Dataset rows:
** Begin **
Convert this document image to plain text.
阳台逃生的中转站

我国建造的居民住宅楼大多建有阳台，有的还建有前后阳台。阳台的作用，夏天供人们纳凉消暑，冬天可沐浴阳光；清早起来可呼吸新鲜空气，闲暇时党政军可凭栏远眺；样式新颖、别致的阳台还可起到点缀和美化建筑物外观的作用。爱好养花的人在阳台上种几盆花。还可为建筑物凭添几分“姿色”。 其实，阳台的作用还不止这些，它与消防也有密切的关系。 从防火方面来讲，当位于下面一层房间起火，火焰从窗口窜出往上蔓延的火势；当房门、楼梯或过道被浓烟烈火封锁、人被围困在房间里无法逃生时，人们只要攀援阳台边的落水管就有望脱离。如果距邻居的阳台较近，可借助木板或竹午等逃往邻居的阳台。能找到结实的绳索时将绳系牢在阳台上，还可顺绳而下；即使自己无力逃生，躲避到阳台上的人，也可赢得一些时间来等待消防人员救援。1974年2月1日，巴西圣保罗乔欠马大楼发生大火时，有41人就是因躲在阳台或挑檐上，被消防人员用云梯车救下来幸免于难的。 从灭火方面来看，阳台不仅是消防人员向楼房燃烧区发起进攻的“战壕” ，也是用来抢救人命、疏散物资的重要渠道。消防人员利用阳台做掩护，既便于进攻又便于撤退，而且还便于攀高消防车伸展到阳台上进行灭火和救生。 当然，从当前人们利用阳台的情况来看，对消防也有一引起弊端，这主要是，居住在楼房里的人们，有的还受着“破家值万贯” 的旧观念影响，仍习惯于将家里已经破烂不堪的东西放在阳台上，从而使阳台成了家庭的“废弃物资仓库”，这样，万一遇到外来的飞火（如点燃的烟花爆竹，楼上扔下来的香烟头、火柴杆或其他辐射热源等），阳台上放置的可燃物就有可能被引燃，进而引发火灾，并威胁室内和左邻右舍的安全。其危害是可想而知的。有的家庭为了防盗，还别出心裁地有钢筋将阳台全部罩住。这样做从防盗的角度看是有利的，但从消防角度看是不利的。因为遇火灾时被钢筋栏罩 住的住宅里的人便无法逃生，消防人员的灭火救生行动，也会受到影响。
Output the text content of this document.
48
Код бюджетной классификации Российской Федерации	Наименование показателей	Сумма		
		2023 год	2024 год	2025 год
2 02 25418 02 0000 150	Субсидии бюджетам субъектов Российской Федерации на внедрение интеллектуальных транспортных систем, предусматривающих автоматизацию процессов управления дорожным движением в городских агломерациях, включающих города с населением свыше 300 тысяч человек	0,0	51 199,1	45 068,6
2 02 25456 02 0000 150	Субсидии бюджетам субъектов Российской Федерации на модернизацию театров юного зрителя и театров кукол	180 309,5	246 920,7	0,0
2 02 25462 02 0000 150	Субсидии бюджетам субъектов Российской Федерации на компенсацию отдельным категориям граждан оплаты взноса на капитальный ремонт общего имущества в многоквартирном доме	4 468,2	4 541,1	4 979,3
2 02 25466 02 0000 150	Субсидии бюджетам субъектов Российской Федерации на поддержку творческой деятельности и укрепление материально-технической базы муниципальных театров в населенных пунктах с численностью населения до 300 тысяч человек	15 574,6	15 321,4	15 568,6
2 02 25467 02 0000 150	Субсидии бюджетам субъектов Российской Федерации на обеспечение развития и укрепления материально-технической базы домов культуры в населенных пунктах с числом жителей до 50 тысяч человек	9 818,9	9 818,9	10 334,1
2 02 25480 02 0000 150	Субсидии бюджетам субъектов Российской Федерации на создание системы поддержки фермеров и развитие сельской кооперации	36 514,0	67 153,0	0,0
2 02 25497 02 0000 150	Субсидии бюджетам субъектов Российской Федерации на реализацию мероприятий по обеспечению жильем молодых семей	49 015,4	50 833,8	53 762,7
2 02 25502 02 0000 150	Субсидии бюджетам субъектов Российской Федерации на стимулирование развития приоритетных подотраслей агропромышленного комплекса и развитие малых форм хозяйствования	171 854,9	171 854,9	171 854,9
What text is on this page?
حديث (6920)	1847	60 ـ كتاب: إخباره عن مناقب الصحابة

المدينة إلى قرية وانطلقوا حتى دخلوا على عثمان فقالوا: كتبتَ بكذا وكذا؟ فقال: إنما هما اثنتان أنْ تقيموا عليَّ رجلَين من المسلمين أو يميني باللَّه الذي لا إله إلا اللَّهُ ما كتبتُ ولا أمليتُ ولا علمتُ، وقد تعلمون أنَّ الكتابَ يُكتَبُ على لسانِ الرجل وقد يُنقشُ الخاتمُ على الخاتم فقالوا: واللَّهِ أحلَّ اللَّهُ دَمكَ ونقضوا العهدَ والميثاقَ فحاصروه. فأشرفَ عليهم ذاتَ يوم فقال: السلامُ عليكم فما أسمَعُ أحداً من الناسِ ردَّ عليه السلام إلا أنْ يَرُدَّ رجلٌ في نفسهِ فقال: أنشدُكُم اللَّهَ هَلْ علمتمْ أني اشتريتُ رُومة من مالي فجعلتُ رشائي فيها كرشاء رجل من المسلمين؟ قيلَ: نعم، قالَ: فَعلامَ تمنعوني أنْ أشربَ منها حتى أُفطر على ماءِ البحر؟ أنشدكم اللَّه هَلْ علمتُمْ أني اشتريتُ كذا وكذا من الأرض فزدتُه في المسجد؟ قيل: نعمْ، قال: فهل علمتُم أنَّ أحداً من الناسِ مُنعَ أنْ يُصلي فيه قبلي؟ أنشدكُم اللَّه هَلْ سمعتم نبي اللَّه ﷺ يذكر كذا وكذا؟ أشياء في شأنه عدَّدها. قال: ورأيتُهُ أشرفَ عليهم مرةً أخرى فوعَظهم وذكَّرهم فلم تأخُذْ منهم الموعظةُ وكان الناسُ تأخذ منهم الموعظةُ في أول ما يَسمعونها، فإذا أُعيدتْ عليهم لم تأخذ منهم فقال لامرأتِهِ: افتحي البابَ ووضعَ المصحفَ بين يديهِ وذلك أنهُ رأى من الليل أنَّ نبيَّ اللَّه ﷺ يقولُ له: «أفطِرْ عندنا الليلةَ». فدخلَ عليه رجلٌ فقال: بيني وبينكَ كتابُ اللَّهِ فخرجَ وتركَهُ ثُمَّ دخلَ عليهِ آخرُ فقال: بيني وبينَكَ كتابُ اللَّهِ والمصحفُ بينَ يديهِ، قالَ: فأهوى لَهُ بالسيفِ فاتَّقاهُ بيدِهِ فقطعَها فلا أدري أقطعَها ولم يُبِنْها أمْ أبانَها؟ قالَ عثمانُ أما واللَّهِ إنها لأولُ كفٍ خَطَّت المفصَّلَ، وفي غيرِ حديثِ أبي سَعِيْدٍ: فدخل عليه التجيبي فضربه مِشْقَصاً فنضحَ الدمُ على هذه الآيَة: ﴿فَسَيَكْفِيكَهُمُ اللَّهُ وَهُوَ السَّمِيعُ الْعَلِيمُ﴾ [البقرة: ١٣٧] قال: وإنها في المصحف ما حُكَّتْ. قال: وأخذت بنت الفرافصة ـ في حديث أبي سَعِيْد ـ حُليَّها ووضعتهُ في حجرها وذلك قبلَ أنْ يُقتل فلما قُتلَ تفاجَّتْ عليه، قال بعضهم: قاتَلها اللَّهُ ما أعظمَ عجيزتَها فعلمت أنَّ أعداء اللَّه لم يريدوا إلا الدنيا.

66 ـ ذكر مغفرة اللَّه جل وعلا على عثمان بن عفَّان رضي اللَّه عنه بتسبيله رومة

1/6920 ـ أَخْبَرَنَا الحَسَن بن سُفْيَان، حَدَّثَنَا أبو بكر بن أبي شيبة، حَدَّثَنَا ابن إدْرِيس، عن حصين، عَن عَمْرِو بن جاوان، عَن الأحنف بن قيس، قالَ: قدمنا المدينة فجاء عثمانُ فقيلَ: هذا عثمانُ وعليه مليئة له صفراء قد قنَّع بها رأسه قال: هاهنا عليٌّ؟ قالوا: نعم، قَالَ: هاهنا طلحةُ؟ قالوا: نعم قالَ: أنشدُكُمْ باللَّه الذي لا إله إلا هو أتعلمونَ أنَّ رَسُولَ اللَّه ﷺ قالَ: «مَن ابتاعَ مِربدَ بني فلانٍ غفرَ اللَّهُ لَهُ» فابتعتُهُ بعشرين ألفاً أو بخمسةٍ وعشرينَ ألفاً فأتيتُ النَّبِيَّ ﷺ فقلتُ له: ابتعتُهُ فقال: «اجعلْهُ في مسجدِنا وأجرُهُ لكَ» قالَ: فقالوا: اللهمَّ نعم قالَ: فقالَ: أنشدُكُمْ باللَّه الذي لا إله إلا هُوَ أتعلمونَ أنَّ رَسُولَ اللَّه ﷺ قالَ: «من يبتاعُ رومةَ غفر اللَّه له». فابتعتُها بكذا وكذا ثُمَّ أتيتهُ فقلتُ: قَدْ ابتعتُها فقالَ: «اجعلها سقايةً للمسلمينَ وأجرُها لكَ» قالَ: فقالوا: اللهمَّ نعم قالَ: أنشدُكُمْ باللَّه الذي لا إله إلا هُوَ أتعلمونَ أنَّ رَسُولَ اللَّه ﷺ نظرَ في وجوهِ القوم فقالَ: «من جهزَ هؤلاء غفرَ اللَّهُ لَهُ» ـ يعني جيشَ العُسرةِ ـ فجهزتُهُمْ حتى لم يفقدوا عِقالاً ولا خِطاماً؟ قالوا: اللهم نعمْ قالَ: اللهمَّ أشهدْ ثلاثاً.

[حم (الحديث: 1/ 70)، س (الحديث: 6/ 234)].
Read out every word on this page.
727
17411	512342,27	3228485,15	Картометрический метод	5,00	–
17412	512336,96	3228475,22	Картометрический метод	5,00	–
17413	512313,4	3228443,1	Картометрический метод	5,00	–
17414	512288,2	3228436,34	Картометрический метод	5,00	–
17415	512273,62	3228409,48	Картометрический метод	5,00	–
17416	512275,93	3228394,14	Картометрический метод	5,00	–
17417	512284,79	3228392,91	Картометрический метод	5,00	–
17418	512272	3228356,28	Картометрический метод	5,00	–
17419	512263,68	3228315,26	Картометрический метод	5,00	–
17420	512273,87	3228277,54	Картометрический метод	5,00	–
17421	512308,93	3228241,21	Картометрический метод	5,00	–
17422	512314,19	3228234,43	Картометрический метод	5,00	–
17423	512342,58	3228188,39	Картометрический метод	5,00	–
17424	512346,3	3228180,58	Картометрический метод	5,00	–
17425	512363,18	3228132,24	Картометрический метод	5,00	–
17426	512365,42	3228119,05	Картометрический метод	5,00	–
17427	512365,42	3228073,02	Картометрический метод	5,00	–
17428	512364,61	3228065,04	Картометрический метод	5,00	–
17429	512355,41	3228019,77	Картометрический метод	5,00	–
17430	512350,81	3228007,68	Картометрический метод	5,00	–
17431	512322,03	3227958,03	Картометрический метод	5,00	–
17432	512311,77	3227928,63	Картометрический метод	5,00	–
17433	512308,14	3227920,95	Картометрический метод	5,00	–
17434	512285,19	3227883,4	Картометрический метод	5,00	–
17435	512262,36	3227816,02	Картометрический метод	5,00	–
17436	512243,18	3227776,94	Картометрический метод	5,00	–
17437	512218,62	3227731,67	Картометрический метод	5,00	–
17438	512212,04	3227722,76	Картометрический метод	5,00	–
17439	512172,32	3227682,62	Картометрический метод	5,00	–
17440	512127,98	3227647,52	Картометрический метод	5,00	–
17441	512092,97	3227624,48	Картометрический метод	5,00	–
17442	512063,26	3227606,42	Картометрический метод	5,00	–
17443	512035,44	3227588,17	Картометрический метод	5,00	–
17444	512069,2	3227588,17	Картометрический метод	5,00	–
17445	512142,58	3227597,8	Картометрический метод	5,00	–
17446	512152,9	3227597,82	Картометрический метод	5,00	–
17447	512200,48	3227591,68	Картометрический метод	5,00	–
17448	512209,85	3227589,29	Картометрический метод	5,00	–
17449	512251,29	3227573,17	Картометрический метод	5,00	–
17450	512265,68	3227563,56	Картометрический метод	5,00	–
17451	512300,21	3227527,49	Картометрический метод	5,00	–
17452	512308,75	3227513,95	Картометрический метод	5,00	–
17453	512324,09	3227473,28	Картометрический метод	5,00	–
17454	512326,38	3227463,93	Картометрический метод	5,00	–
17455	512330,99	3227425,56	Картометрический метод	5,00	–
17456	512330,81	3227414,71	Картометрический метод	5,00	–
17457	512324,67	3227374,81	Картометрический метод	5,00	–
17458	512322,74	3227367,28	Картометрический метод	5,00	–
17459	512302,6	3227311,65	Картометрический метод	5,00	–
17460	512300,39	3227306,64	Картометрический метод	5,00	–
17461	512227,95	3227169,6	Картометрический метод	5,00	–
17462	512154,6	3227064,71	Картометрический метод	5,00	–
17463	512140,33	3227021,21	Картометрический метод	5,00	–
** End **
_INSTRUCTIONS FOR THE TASK_
Only lines with the word "this" are wanted, so copy each one from the records.

_EXERCISE RESPONSE_
Convert this document image to plain text.
Output the text content of this document.
What text is on this page?
Read out every word on this page.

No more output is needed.